▶ _Work to be completed_
The records that follow are to be repeated without alteration.

▶ _Records provided_
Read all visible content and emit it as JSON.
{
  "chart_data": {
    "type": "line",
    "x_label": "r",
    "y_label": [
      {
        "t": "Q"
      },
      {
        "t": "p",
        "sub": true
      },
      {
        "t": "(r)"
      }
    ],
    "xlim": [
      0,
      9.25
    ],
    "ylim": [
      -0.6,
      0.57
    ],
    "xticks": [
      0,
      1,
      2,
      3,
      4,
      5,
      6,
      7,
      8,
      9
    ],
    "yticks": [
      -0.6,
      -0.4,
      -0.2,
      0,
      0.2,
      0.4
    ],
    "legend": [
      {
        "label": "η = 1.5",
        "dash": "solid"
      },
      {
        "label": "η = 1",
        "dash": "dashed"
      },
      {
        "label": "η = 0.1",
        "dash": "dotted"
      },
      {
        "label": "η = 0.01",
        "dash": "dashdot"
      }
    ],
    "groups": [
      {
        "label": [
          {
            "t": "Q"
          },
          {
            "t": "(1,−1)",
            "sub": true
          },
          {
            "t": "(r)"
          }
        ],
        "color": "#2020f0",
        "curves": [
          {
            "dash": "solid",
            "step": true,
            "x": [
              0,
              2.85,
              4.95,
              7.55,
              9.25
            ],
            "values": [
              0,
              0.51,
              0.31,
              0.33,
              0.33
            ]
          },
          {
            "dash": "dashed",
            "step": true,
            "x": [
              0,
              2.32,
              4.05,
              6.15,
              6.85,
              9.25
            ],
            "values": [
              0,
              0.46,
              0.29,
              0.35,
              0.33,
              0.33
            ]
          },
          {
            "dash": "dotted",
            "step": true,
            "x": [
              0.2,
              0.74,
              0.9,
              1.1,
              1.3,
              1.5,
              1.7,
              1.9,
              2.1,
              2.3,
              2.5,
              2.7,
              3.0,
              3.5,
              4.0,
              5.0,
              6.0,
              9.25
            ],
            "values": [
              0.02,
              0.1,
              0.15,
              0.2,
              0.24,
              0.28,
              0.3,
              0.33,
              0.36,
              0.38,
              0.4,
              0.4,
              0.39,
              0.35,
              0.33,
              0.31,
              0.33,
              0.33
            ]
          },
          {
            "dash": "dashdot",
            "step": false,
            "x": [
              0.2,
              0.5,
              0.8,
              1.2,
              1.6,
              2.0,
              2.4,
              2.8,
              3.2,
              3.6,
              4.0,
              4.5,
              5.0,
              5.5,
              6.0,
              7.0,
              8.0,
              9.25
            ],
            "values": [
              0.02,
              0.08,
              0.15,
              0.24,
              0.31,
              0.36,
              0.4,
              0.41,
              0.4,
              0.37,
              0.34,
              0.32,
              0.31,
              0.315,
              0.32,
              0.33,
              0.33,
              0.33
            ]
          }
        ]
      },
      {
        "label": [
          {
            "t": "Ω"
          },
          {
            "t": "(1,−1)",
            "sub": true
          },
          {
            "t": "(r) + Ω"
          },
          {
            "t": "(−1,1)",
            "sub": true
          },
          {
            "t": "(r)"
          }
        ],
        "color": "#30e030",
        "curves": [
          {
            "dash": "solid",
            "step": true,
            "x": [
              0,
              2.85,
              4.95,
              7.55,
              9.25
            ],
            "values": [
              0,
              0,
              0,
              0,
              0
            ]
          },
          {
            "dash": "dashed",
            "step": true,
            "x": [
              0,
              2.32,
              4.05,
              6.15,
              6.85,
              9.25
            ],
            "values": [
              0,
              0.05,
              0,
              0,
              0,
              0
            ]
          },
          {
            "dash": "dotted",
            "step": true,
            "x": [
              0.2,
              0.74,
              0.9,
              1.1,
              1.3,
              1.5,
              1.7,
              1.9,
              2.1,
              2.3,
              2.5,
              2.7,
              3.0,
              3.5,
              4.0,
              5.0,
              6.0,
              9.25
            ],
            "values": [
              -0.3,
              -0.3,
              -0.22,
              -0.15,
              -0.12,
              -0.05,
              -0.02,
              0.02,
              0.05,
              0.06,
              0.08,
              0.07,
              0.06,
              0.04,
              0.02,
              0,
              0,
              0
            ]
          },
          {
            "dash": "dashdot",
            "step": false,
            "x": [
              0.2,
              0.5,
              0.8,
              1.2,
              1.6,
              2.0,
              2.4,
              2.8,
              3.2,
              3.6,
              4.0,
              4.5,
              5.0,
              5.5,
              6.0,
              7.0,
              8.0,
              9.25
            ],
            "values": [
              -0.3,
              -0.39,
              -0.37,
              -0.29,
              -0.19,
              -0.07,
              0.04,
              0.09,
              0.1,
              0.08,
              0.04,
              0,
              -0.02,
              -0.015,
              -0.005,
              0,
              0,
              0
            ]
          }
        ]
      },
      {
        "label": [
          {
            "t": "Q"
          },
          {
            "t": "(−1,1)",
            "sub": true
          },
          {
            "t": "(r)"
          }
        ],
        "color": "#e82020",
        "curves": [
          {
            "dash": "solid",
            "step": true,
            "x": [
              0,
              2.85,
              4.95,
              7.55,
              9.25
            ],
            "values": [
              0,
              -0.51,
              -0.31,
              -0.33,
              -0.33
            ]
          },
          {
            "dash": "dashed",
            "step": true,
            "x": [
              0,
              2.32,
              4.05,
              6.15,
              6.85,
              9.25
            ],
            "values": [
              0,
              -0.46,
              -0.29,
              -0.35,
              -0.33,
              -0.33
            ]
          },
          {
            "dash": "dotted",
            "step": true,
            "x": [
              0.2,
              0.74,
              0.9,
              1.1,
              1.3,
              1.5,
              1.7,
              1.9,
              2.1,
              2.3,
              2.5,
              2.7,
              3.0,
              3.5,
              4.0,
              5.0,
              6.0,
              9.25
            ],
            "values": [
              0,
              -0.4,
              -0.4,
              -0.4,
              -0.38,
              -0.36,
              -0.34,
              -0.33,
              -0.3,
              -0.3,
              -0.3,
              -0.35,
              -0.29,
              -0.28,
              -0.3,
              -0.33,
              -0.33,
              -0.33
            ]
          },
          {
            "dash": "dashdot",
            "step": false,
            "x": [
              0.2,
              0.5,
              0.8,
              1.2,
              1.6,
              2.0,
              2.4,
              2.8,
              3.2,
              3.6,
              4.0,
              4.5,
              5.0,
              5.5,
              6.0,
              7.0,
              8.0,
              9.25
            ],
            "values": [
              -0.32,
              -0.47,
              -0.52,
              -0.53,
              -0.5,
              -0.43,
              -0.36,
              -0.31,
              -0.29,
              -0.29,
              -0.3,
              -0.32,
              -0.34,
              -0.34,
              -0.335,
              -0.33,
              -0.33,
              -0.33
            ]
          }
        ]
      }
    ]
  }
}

▶ _Solved problem_
Read all visible content and emit it as JSON.
{
  "chart_data": {
    "type": "line",
    "x_label": "r",
    "y_label": [
      {
        "t": "Q"
      },
      {
        "t": "p",
        "sub": true
      },
      {
        "t": "(r)"
      }
    ],
    "xlim": [
      0,
      9.25
    ],
    "ylim": [
      -0.6,
      0.57
    ],
    "xticks": [
      0,
      1,
      2,
      3,
      4,
      5,
      6,
      7,
      8,
      9
    ],
    "yticks": [
      -0.6,
      -0.4,
      -0.2,
      0,
      0.2,
      0.4
    ],
    "legend": [
      {
        "label": "η = 1.5",
        "dash": "solid"
      },
      {
        "label": "η = 1",
        "dash": "dashed"
      },
      {
        "label": "η = 0.1",
        "dash": "dotted"
      },
      {
        "label": "η = 0.01",
        "dash": "dashdot"
      }
    ],
    "groups": [
      {
        "label": [
          {
            "t": "Q"
          },
          {
            "t": "(1,−1)",
            "sub": true
          },
          {
            "t": "(r)"
          }
        ],
        "color": "#2020f0",
        "curves": [
          {
            "dash": "solid",
            "step": true,
            "x": [
              0,
              2.85,
              4.95,
              7.55,
              9.25
            ],
            "values": [
              0,
              0.51,
              0.31,
              0.33,
              0.33
            ]
          },
          {
            "dash": "dashed",
            "step": true,
            "x": [
              0,
              2.32,
              4.05,
              6.15,
              6.85,
              9.25
            ],
            "values": [
              0,
              0.46,
              0.29,
              0.35,
              0.33,
              0.33
            ]
          },
          {
            "dash": "dotted",
            "step": true,
            "x": [
              0.2,
              0.74,
              0.9,
              1.1,
              1.3,
              1.5,
              1.7,
              1.9,
              2.1,
              2.3,
              2.5,
              2.7,
              3.0,
              3.5,
              4.0,
              5.0,
              6.0,
              9.25
            ],
            "values": [
              0.02,
              0.1,
              0.15,
              0.2,
              0.24,
              0.28,
              0.3,
              0.33,
              0.36,
              0.38,
              0.4,
              0.4,
              0.39,
              0.35,
              0.33,
              0.31,
              0.33,
              0.33
            ]
          },
          {
            "dash": "dashdot",
            "step": false,
            "x": [
              0.2,
              0.5,
              0.8,
              1.2,
              1.6,
              2.0,
              2.4,
              2.8,
              3.2,
              3.6,
              4.0,
              4.5,
              5.0,
              5.5,
              6.0,
              7.0,
              8.0,
              9.25
            ],
            "values": [
              0.02,
              0.08,
              0.15,
              0.24,
              0.31,
              0.36,
              0.4,
              0.41,
              0.4,
              0.37,
              0.34,
              0.32,
              0.31,
              0.315,
              0.32,
              0.33,
              0.33,
              0.33
            ]
          }
        ]
      },
      {
        "label": [
          {
            "t": "Ω"
          },
          {
            "t": "(1,−1)",
            "sub": true
          },
          {
            "t": "(r) + Ω"
          },
          {
            "t": "(−1,1)",
            "sub": true
          },
          {
            "t": "(r)"
          }
        ],
        "color": "#30e030",
        "curves": [
          {
            "dash": "solid",
            "step": true,
            "x": [
              0,
              2.85,
              4.95,
              7.55,
              9.25
            ],
            "values": [
              0,
              0,
              0,
              0,
              0
            ]
          },
          {
            "dash": "dashed",
            "step": true,
            "x": [
              0,
              2.32,
              4.05,
              6.15,
              6.85,
              9.25
            ],
            "values": [
              0,
              0.05,
              0,
              0,
              0,
              0
            ]
          },
          {
            "dash": "dotted",
            "step": true,
            "x": [
              0.2,
              0.74,
              0.9,
              1.1,
              1.3,
              1.5,
              1.7,
              1.9,
              2.1,
              2.3,
              2.5,
              2.7,
              3.0,
              3.5,
              4.0,
              5.0,
              6.0,
              9.25
            ],
            "values": [
              -0.3,
              -0.3,
              -0.22,
              -0.15,
              -0.12,
              -0.05,
              -0.02,
              0.02,
              0.05,
              0.06,
              0.08,
              0.07,
              0.06,
              0.04,
              0.02,
              0,
              0,
              0
            ]
          },
          {
            "dash": "dashdot",
            "step": false,
            "x": [
              0.2,
              0.5,
              0.8,
              1.2,
              1.6,
              2.0,
              2.4,
              2.8,
              3.2,
              3.6,
              4.0,
              4.5,
              5.0,
              5.5,
              6.0,
              7.0,
              8.0,
              9.25
            ],
            "values": [
              -0.3,
              -0.39,
              -0.37,
              -0.29,
              -0.19,
              -0.07,
              0.04,
              0.09,
              0.1,
              0.08,
              0.04,
              0,
              -0.02,
              -0.015,
              -0.005,
              0,
              0,
              0
            ]
          }
        ]
      },
      {
        "label": [
          {
            "t": "Q"
          },
          {
            "t": "(−1,1)",
            "sub": true
          },
          {
            "t": "(r)"
          }
        ],
        "color": "#e82020",
        "curves": [
          {
            "dash": "solid",
            "step": true,
            "x": [
              0,
              2.85,
              4.95,
              7.55,
              9.25
            ],
            "values": [
              0,
              -0.51,
              -0.31,
              -0.33,
              -0.33
            ]
          },
          {
            "dash": "dashed",
            "step": true,
            "x": [
              0,
              2.32,
              4.05,
              6.15,
              6.85,
              9.25
            ],
            "values": [
              0,
              -0.46,
              -0.29,
              -0.35,
              -0.33,
              -0.33
            ]
          },
          {
            "dash": "dotted",
            "step": true,
            "x": [
              0.2,
              0.74,
              0.9,
              1.1,
              1.3,
              1.5,
              1.7,
              1.9,
              2.1,
              2.3,
              2.5,
              2.7,
              3.0,
              3.5,
              4.0,
              5.0,
              6.0,
              9.25
            ],
            "values": [
              0,
              -0.4,
              -0.4,
              -0.4,
              -0.38,
              -0.36,
              -0.34,
              -0.33,
              -0.3,
              -0.3,
              -0.3,
              -0.35,
              -0.29,
              -0.28,
              -0.3,
              -0.33,
              -0.33,
              -0.33
            ]
          },
          {
            "dash": "dashdot",
            "step": false,
            "x": [
              0.2,
              0.5,
              0.8,
              1.2,
              1.6,
              2.0,
              2.4,
              2.8,
              3.2,
              3.6,
              4.0,
              4.5,
              5.0,
              5.5,
              6.0,
              7.0,
              8.0,
              9.25
            ],
            "values": [
              -0.32,
              -0.47,
              -0.52,
              -0.53,
              -0.5,
              -0.43,
              -0.36,
              -0.31,
              -0.29,
              -0.29,
              -0.3,
              -0.32,
              -0.34,
              -0.34,
              -0.335,
              -0.33,
              -0.33,
              -0.33
            ]
          }
        ]
      }
    ]
  }
}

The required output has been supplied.